■ To be done
Only lines holding the string "Japanese" are wanted; copy each one from the material.

(Dataset excerpt)
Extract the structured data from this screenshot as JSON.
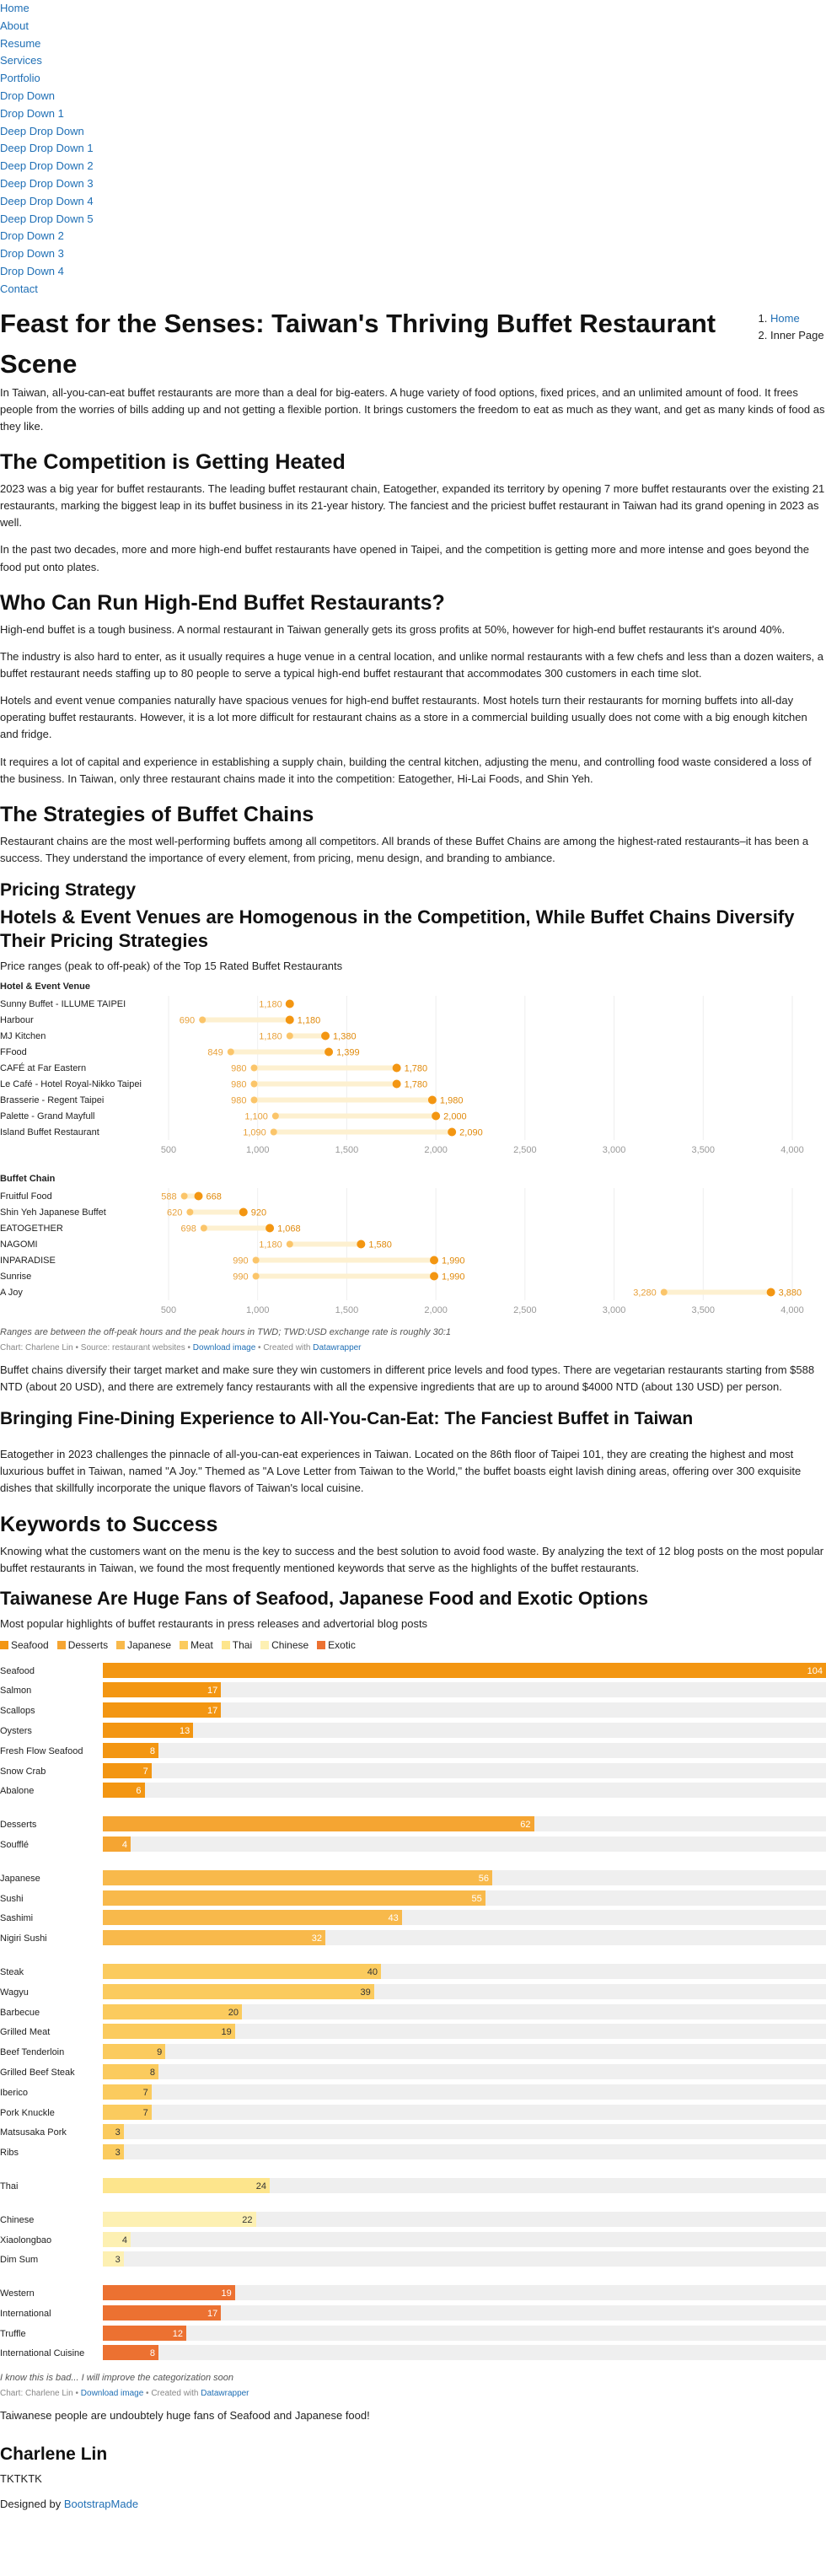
{
  "nav": [
    "Home",
    "About",
    "Resume",
    "Services",
    "Portfolio",
    "Drop Down",
    "Drop Down 1",
    "Deep Drop Down",
    "Deep Drop Down 1",
    "Deep Drop Down 2",
    "Deep Drop Down 3",
    "Deep Drop Down 4",
    "Deep Drop Down 5",
    "Drop Down 2",
    "Drop Down 3",
    "Drop Down 4",
    "Contact"
  ],
  "title": "Feast for the Senses: Taiwan's Thriving Buffet Restaurant Scene",
  "breadcrumbs": [
    "Home",
    "Inner Page"
  ],
  "intro": "In Taiwan, all-you-can-eat buffet restaurants are more than a deal for big-eaters. A huge variety of food options, fixed prices, and an unlimited amount of food. It frees people from the worries of bills adding up and not getting a flexible portion. It brings customers the freedom to eat as much as they want, and get as many kinds of food as they like.",
  "s1": {
    "heading": "The Competition is Getting Heated",
    "p1": "2023 was a big year for buffet restaurants. The leading buffet restaurant chain, Eatogether, expanded its territory by opening 7 more buffet restaurants over the existing 21 restaurants, marking the biggest leap in its buffet business in its 21-year history. The fanciest and the priciest buffet restaurant in Taiwan had its grand opening in 2023 as well.",
    "p2": "In the past two decades, more and more high-end buffet restaurants have opened in Taipei, and the competition is getting more and more intense and goes beyond the food put onto plates."
  },
  "s2": {
    "heading": "Who Can Run High-End Buffet Restaurants?",
    "p1": "High-end buffet is a tough business. A normal restaurant in Taiwan generally gets its gross profits at 50%, however for high-end buffet restaurants it's around 40%.",
    "p2": "The industry is also hard to enter, as it usually requires a huge venue in a central location, and unlike normal restaurants with a few chefs and less than a dozen waiters, a buffet restaurant needs staffing up to 80 people to serve a typical high-end buffet restaurant that accommodates 300 customers in each time slot.",
    "p3": "Hotels and event venue companies naturally have spacious venues for high-end buffet restaurants. Most hotels turn their restaurants for morning buffets into all-day operating buffet restaurants. However, it is a lot more difficult for restaurant chains as a store in a commercial building usually does not come with a big enough kitchen and fridge.",
    "p4": "It requires a lot of capital and experience in establishing a supply chain, building the central kitchen, adjusting the menu, and controlling food waste considered a loss of the business. In Taiwan, only three restaurant chains made it into the competition: Eatogether, Hi-Lai Foods, and Shin Yeh."
  },
  "s3": {
    "heading": "The Strategies of Buffet Chains",
    "p1": "Restaurant chains are the most well-performing buffets among all competitors. All brands of these Buffet Chains are among the highest-rated restaurants–it has been a success. They understand the importance of every element, from pricing, menu design, and branding to ambiance.",
    "pricing_heading": "Pricing Strategy",
    "after_chart": "Buffet chains diversify their target market and make sure they win customers in different price levels and food types. There are vegetarian restaurants starting from $588 NTD (about 20 USD), and there are extremely fancy restaurants with all the expensive ingredients that are up to around $4000 NTD (about 130 USD) per person."
  },
  "s4": {
    "heading": "Bringing Fine-Dining Experience to All-You-Can-Eat: The Fanciest Buffet in Taiwan",
    "p1": "Eatogether in 2023 challenges the pinnacle of all-you-can-eat experiences in Taiwan. Located on the 86th floor of Taipei 101, they are creating the highest and most luxurious buffet in Taiwan, named \"A Joy.\" Themed as \"A Love Letter from Taiwan to the World,\" the buffet boasts eight lavish dining areas, offering over 300 exquisite dishes that skillfully incorporate the unique flavors of Taiwan's local cuisine."
  },
  "s5": {
    "heading": "Keywords to Success",
    "p1": "Knowing what the customers want on the menu is the key to success and the best solution to avoid food waste. By analyzing the text of 12 blog posts on the most popular buffet restaurants in Taiwan, we found the most frequently mentioned keywords that serve as the highlights of the buffet restaurants.",
    "closing": "Taiwanese people are undoubtely huge fans of Seafood and Japanese food!"
  },
  "chart_data": [
    {
      "type": "range-dot",
      "title": "Hotels & Event Venues are Homogenous in the Competition, While Buffet Chains Diversify Their Pricing Strategies",
      "subtitle": "Price ranges (peak to off-peak) of the Top 15 Rated Buffet Restaurants",
      "xlim": [
        500,
        4000
      ],
      "ticks": [
        500,
        1000,
        1500,
        2000,
        2500,
        3000,
        3500,
        4000
      ],
      "tick_labels": [
        "500",
        "1,000",
        "1,500",
        "2,000",
        "2,500",
        "3,000",
        "3,500",
        "4,000"
      ],
      "groups": [
        {
          "name": "Hotel & Event Venue",
          "rows": [
            {
              "name": "Sunny Buffet - ILLUME TAIPEI",
              "low": 1180,
              "high": 1180,
              "low_label": "1,180",
              "high_label": ""
            },
            {
              "name": "Harbour",
              "low": 690,
              "high": 1180,
              "low_label": "690",
              "high_label": "1,180"
            },
            {
              "name": "MJ Kitchen",
              "low": 1180,
              "high": 1380,
              "low_label": "1,180",
              "high_label": "1,380"
            },
            {
              "name": "FFood",
              "low": 849,
              "high": 1399,
              "low_label": "849",
              "high_label": "1,399"
            },
            {
              "name": "CAFÉ at Far Eastern",
              "low": 980,
              "high": 1780,
              "low_label": "980",
              "high_label": "1,780"
            },
            {
              "name": "Le Café - Hotel Royal-Nikko Taipei",
              "low": 980,
              "high": 1780,
              "low_label": "980",
              "high_label": "1,780"
            },
            {
              "name": "Brasserie - Regent Taipei",
              "low": 980,
              "high": 1980,
              "low_label": "980",
              "high_label": "1,980"
            },
            {
              "name": "Palette - Grand Mayfull",
              "low": 1100,
              "high": 2000,
              "low_label": "1,100",
              "high_label": "2,000"
            },
            {
              "name": "Island Buffet Restaurant",
              "low": 1090,
              "high": 2090,
              "low_label": "1,090",
              "high_label": "2,090"
            }
          ]
        },
        {
          "name": "Buffet Chain",
          "rows": [
            {
              "name": "Fruitful Food",
              "low": 588,
              "high": 668,
              "low_label": "588",
              "high_label": "668"
            },
            {
              "name": "Shin Yeh Japanese Buffet",
              "low": 620,
              "high": 920,
              "low_label": "620",
              "high_label": "920"
            },
            {
              "name": "EATOGETHER",
              "low": 698,
              "high": 1068,
              "low_label": "698",
              "high_label": "1,068"
            },
            {
              "name": "NAGOMI",
              "low": 1180,
              "high": 1580,
              "low_label": "1,180",
              "high_label": "1,580"
            },
            {
              "name": "INPARADISE",
              "low": 990,
              "high": 1990,
              "low_label": "990",
              "high_label": "1,990"
            },
            {
              "name": "Sunrise",
              "low": 990,
              "high": 1990,
              "low_label": "990",
              "high_label": "1,990"
            },
            {
              "name": "A Joy",
              "low": 3280,
              "high": 3880,
              "low_label": "3,280",
              "high_label": "3,880"
            }
          ]
        }
      ],
      "colors": {
        "low": "#fbc56a",
        "high": "#f39612",
        "line": "#fdf0d0"
      },
      "note": "Ranges are between the off-peak hours and the peak hours in TWD; TWD:USD exchange rate is roughly 30:1",
      "credit": {
        "prefix": "Chart: Charlene Lin • Source: restaurant websites • ",
        "download": "Download image",
        "mid": " • Created with ",
        "tool": "Datawrapper"
      }
    },
    {
      "type": "bar",
      "title": "Taiwanese Are Huge Fans of Seafood, Japanese Food and Exotic Options",
      "subtitle": "Most popular highlights of buffet restaurants in press releases and advertorial blog posts",
      "xlim": [
        0,
        104
      ],
      "legend": [
        {
          "name": "Seafood",
          "color": "#f39612"
        },
        {
          "name": "Desserts",
          "color": "#f5a532"
        },
        {
          "name": "Japanese",
          "color": "#f8b94b"
        },
        {
          "name": "Meat",
          "color": "#fbcb5e"
        },
        {
          "name": "Thai",
          "color": "#fde58c"
        },
        {
          "name": "Chinese",
          "color": "#fdf0b2"
        },
        {
          "name": "Exotic",
          "color": "#ec7131"
        }
      ],
      "groups": [
        {
          "category": "Seafood",
          "color": "#f39612",
          "bars": [
            {
              "label": "Seafood",
              "value": 104
            },
            {
              "label": "Salmon",
              "value": 17
            },
            {
              "label": "Scallops",
              "value": 17
            },
            {
              "label": "Oysters",
              "value": 13
            },
            {
              "label": "Fresh Flow Seafood",
              "value": 8
            },
            {
              "label": "Snow Crab",
              "value": 7
            },
            {
              "label": "Abalone",
              "value": 6
            }
          ]
        },
        {
          "category": "Desserts",
          "color": "#f5a532",
          "bars": [
            {
              "label": "Desserts",
              "value": 62
            },
            {
              "label": "Soufflé",
              "value": 4
            }
          ]
        },
        {
          "category": "Japanese",
          "color": "#f8b94b",
          "bars": [
            {
              "label": "Japanese",
              "value": 56
            },
            {
              "label": "Sushi",
              "value": 55
            },
            {
              "label": "Sashimi",
              "value": 43
            },
            {
              "label": "Nigiri Sushi",
              "value": 32
            }
          ]
        },
        {
          "category": "Meat",
          "color": "#fbcb5e",
          "bars": [
            {
              "label": "Steak",
              "value": 40
            },
            {
              "label": "Wagyu",
              "value": 39
            },
            {
              "label": "Barbecue",
              "value": 20
            },
            {
              "label": "Grilled Meat",
              "value": 19
            },
            {
              "label": "Beef Tenderloin",
              "value": 9
            },
            {
              "label": "Grilled Beef Steak",
              "value": 8
            },
            {
              "label": "Iberico",
              "value": 7
            },
            {
              "label": "Pork Knuckle",
              "value": 7
            },
            {
              "label": "Matsusaka Pork",
              "value": 3
            },
            {
              "label": "Ribs",
              "value": 3
            }
          ]
        },
        {
          "category": "Thai",
          "color": "#fde58c",
          "bars": [
            {
              "label": "Thai",
              "value": 24
            }
          ]
        },
        {
          "category": "Chinese",
          "color": "#fdf0b2",
          "bars": [
            {
              "label": "Chinese",
              "value": 22
            },
            {
              "label": "Xiaolongbao",
              "value": 4
            },
            {
              "label": "Dim Sum",
              "value": 3
            }
          ]
        },
        {
          "category": "Exotic",
          "color": "#ec7131",
          "bars": [
            {
              "label": "Western",
              "value": 19
            },
            {
              "label": "International",
              "value": 17
            },
            {
              "label": "Truffle",
              "value": 12
            },
            {
              "label": "International Cuisine",
              "value": 8
            }
          ]
        }
      ],
      "note": "I know this is bad... I will improve the categorization soon",
      "credit": {
        "prefix": "Chart: Charlene Lin • ",
        "download": "Download image",
        "mid": " • Created with ",
        "tool": "Datawrapper"
      }
    }
  ],
  "author": {
    "name": "Charlene Lin",
    "bio": "TKTKTK"
  },
  "footer": {
    "prefix": "Designed by ",
    "link": "BootstrapMade"
  }
}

■ In response
    "closing": "Taiwanese people are undoubtely huge fans of Seafood and Japanese food!"
              "name": "Shin Yeh Japanese Buffet",
      "title": "Taiwanese Are Huge Fans of Seafood, Japanese Food and Exotic Options",
          "name": "Japanese",
          "category": "Japanese",
              "label": "Japanese",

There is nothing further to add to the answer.